◆ **EXERCISE TASK**
For the records that follow, return only the count of lines containing the string "spectrometer".

◆ **DATA TO PROCESS**
········

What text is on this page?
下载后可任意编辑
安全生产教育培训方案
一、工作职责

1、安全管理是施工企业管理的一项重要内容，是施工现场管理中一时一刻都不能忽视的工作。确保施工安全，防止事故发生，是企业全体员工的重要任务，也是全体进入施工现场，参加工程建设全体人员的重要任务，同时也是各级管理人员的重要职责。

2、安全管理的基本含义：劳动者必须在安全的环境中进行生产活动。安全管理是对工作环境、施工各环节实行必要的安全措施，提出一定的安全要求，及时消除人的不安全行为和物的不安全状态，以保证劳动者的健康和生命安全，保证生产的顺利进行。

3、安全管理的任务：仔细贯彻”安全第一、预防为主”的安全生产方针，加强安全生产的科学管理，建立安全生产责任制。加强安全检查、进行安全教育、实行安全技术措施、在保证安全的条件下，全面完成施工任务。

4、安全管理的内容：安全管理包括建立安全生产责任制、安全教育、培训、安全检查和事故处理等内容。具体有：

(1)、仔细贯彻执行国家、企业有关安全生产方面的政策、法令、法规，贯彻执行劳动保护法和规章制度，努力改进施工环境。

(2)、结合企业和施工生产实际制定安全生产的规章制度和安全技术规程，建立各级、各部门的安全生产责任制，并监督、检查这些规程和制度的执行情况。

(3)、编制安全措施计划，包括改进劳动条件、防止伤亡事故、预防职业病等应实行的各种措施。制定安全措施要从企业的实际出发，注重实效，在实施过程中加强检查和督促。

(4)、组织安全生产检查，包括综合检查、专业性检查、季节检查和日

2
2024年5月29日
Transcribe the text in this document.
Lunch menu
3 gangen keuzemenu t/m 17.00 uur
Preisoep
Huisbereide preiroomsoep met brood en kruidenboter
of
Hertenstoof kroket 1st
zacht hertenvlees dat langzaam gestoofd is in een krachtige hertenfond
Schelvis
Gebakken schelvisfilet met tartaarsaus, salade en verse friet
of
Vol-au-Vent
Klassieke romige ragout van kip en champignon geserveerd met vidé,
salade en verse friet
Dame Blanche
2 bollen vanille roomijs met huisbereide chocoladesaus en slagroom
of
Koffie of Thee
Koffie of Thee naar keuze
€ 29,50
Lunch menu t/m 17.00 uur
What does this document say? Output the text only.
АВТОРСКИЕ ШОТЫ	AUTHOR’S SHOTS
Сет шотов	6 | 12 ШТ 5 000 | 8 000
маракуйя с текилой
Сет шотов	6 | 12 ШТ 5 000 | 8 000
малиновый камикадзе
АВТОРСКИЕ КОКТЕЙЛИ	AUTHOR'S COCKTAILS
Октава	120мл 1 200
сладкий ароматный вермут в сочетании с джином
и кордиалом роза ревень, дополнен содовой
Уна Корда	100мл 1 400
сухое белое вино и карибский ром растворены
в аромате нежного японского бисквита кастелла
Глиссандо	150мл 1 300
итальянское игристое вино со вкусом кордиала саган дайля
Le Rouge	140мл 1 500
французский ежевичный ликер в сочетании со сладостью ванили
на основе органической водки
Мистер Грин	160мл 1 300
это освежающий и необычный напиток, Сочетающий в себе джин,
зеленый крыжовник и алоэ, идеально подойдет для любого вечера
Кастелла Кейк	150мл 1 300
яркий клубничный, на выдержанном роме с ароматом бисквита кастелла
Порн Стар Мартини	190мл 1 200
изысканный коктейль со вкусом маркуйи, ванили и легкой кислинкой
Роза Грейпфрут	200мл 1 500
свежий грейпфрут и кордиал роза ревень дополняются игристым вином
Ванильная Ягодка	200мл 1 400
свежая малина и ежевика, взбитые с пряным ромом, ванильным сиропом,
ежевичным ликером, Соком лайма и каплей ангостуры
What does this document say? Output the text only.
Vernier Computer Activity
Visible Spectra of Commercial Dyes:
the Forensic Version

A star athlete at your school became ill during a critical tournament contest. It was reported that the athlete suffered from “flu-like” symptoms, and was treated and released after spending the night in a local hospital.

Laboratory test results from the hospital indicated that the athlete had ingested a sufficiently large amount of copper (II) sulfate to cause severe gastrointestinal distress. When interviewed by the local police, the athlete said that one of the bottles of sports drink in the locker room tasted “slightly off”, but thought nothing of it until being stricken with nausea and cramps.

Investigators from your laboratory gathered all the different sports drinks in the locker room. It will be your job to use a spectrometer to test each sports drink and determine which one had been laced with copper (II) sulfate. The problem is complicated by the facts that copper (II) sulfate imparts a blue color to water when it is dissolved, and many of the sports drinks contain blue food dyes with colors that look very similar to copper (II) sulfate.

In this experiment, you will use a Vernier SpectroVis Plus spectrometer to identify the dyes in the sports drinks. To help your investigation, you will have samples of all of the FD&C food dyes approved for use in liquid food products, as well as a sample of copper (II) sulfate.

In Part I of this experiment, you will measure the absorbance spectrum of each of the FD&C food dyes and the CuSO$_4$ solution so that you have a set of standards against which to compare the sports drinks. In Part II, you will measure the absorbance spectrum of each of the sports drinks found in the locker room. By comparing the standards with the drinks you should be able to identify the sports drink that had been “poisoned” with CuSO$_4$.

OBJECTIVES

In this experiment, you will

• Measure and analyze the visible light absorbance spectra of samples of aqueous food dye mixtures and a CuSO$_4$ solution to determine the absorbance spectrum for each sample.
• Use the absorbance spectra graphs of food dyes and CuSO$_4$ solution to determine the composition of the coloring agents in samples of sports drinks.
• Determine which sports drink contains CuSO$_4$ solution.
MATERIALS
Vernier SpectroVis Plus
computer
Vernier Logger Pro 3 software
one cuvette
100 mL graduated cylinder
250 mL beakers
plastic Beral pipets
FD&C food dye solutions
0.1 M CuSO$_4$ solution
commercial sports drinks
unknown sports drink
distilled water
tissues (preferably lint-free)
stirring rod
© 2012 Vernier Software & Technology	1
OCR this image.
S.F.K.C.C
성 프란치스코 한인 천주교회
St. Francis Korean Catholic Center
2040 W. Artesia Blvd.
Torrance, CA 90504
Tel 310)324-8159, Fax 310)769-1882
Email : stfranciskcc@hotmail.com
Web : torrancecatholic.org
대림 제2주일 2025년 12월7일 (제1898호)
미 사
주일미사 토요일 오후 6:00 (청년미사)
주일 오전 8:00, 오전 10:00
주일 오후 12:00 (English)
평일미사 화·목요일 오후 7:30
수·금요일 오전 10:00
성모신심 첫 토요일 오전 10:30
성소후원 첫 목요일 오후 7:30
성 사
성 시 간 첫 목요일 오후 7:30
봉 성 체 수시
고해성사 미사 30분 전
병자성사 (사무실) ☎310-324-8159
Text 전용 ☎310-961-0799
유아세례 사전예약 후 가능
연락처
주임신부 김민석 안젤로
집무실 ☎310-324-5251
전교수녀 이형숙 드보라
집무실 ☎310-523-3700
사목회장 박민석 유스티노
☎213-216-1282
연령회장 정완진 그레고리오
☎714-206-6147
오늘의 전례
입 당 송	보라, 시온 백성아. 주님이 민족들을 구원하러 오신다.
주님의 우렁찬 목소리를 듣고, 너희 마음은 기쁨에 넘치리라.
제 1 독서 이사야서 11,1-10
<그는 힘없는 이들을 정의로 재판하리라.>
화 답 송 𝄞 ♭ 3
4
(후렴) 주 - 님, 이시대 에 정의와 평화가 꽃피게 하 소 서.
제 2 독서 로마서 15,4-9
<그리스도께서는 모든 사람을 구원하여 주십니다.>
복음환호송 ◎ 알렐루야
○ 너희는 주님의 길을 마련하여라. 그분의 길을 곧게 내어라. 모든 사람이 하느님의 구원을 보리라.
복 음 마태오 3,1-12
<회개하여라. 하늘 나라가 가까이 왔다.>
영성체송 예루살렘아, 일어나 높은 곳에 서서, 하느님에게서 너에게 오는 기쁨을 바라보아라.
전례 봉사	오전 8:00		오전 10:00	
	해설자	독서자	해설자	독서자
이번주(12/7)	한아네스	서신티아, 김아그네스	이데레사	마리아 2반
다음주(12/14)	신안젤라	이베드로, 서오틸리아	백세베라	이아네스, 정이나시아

········

◆ **SOLUTION**
2